Excerto do documento

══════════

Covid-19

Identificado primeiro caso de variante ómicron na Madeira

Identificado primeiro caso de variante ómicron na Madeira

As autoridades da Madeira identificaram a primeira infeção com a variante ómicron do vírus da covid-19 na região, um caso importado do Reino Unido, disse, esta quinta-feira, o secretário regional de Saúde.

"Da variante ómicronna Madeira, a informação que temos é de que haveria um caso de uma cidadã inglesa, portanto, importado, que está já isolado numa unidade hoteleira", afirmou o secretário Regional de Saúde e Proteção Civil, Pedro Ramos, no Funchal.

Pedro Ramos afirmou que esta é uma situação "perfeitamente expectável" porque no Reino Unido a variante ómicrondo vírus que provoca a covid-19 "tem mais prevalência" do que outras, como a Delta.

══════════

Dados de entrada
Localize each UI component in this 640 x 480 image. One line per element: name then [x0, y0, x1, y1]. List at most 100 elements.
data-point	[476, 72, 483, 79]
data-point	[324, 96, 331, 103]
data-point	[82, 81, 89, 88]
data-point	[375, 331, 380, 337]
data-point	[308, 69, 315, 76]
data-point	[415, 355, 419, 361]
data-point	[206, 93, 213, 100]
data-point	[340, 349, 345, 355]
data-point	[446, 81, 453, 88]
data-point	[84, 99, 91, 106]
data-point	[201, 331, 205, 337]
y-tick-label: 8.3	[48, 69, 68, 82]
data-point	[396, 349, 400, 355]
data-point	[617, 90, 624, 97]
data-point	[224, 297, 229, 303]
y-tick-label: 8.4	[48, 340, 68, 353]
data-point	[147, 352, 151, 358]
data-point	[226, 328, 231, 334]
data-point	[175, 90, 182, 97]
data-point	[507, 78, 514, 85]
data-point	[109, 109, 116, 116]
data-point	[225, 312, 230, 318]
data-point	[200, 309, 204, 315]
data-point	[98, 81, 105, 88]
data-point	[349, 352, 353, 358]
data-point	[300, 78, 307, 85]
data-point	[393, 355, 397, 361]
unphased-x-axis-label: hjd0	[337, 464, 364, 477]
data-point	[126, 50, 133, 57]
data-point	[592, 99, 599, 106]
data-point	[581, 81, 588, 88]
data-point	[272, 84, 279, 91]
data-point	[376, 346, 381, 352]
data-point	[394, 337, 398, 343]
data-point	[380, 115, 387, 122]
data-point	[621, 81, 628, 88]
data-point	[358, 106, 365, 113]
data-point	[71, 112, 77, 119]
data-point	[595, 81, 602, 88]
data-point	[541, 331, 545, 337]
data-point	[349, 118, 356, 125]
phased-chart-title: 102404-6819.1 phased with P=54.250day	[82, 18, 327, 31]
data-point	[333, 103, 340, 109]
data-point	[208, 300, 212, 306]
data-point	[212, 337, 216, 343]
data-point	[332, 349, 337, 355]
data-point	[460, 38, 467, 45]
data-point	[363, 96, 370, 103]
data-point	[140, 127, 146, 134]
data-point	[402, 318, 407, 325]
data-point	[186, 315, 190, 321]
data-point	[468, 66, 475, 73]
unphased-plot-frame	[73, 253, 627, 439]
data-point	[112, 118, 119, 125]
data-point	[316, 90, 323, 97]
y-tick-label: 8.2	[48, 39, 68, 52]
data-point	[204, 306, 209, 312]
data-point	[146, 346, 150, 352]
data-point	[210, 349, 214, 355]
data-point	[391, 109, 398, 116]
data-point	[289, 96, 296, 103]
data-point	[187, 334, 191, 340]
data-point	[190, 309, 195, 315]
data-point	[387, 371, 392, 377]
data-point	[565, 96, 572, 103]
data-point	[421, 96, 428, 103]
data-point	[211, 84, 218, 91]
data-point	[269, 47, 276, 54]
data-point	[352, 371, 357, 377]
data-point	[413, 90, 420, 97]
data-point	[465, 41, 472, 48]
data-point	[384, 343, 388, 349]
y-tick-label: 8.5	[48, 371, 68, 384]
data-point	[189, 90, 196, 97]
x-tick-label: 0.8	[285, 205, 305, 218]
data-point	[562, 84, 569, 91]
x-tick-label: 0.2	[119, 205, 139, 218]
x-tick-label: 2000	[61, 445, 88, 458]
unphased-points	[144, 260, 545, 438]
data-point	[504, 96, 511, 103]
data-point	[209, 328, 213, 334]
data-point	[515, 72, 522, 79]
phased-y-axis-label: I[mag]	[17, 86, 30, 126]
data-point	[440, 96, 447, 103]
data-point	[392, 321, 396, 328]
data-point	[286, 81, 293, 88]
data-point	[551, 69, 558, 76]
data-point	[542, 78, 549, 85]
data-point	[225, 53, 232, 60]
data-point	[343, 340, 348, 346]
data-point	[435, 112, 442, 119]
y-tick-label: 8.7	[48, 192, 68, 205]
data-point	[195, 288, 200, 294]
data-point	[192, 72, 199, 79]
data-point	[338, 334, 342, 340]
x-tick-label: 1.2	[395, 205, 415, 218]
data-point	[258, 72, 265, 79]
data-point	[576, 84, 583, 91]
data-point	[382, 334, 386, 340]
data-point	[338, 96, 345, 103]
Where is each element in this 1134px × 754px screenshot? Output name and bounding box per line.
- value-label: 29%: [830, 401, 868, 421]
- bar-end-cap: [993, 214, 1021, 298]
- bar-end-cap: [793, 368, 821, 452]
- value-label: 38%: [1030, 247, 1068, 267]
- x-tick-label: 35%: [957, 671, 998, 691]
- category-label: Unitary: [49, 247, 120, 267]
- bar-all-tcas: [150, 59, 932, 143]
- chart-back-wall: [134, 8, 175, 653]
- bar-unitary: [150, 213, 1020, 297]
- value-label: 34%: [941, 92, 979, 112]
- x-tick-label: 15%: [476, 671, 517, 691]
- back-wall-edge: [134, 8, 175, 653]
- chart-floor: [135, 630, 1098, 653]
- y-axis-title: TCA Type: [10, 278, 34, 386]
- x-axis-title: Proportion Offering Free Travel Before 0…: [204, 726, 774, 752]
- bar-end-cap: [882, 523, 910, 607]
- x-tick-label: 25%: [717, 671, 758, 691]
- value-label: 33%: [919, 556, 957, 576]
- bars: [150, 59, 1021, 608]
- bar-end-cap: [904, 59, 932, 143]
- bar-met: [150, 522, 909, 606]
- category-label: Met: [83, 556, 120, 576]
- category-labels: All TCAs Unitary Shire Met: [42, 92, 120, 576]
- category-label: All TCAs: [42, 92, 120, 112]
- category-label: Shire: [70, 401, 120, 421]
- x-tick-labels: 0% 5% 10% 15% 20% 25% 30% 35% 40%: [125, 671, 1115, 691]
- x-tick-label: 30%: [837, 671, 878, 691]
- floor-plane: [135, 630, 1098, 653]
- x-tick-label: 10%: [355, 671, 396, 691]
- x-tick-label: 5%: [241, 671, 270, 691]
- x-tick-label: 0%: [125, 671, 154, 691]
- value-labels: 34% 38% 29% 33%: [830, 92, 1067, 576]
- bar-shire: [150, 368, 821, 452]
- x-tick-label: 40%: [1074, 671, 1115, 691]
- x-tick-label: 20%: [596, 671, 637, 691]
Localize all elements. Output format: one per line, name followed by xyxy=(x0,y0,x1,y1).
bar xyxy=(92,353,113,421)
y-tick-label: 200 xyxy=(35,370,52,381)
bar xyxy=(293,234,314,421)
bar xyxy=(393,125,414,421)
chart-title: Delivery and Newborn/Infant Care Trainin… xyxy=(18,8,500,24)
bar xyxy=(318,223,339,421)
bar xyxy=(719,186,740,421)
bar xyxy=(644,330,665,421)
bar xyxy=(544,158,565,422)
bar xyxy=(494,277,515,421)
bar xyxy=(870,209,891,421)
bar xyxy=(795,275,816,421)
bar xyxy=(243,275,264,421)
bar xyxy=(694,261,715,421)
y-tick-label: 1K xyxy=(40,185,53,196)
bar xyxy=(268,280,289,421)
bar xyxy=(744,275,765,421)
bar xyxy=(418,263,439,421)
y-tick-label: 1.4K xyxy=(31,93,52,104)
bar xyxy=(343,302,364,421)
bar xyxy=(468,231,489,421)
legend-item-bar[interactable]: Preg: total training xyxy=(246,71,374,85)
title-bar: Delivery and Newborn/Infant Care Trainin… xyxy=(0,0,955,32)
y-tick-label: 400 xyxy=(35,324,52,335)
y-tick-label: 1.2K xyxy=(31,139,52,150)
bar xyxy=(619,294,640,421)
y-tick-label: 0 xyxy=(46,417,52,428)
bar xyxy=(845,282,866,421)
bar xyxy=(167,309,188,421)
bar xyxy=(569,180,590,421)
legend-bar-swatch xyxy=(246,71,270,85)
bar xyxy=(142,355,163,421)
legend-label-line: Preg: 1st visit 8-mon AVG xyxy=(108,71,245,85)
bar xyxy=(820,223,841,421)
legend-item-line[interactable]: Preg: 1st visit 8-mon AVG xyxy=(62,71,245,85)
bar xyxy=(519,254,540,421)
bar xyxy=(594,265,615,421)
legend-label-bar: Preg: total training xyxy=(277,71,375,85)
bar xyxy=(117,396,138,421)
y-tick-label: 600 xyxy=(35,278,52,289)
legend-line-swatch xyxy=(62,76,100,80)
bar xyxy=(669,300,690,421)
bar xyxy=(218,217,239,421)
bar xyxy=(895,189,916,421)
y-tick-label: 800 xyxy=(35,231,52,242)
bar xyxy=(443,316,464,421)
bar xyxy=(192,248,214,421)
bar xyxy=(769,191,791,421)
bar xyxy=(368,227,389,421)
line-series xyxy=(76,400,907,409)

══════════

Na notícia sobre o primeiro caso da variante ómicron na Madeira, onde se encontra isolada a cidadã infetada? As linhas não são necessárias para resolver isto.

Resolução do exercício
Numa unidade hoteleira.